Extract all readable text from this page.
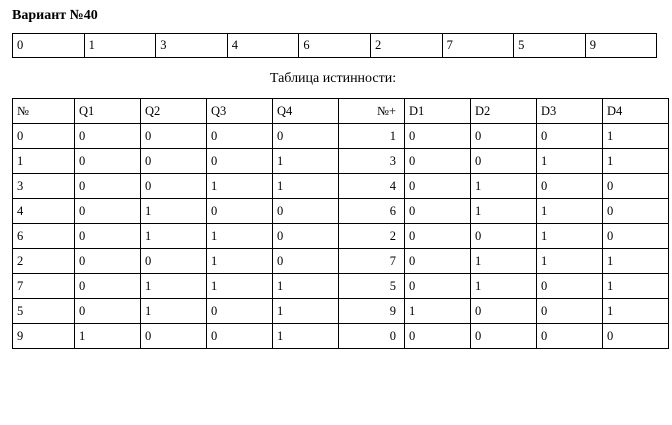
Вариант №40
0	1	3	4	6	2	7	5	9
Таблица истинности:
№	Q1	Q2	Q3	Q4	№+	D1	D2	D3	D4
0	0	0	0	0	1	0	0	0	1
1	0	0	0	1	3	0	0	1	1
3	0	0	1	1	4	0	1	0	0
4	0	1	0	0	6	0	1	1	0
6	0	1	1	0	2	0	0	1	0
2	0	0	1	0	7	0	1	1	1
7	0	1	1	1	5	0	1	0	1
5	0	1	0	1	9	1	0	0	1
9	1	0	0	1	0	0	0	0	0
*-*-*
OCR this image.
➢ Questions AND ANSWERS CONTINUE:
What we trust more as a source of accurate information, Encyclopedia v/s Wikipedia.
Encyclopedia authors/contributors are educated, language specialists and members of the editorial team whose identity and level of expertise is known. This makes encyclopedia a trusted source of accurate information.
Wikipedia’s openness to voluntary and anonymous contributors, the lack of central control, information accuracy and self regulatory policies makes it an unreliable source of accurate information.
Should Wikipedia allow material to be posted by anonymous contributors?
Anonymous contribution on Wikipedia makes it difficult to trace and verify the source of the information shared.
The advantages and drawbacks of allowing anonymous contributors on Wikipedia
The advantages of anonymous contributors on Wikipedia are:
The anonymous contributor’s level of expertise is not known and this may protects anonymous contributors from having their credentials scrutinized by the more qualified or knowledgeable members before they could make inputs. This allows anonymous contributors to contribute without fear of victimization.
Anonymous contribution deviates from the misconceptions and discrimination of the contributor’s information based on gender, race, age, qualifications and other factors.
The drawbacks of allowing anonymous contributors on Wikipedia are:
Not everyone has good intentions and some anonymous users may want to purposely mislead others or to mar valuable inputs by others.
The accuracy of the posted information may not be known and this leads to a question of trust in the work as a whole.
*-*-*
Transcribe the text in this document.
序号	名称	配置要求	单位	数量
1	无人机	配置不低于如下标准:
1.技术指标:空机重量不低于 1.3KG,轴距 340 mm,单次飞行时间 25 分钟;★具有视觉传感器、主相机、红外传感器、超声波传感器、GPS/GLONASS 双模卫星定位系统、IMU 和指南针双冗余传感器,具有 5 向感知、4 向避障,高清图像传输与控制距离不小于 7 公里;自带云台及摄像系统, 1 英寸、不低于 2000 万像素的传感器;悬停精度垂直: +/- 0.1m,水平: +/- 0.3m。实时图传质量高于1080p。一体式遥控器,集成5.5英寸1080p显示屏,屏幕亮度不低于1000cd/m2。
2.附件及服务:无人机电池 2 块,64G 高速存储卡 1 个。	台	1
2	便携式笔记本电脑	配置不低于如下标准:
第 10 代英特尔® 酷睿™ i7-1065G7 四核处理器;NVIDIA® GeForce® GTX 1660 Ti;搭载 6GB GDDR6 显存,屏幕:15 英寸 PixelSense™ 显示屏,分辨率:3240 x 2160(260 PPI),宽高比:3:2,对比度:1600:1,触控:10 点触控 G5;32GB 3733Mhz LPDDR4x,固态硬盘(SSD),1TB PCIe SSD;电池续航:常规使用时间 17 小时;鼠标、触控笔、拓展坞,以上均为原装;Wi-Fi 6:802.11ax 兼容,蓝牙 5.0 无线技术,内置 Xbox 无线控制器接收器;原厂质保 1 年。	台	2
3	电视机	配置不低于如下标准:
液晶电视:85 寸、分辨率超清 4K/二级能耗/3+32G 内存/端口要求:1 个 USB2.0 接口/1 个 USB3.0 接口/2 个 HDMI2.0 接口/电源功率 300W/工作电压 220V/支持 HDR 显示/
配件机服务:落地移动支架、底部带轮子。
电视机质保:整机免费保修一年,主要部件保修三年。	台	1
*-*-*
PROBLEM:
Copy each line containing the word "配置不低于如下标准" from the data.

ANSWER TO THE TASK:
1	无人机	配置不低于如下标准:
2	便携式笔记本电脑	配置不低于如下标准:
3	电视机	配置不低于如下标准:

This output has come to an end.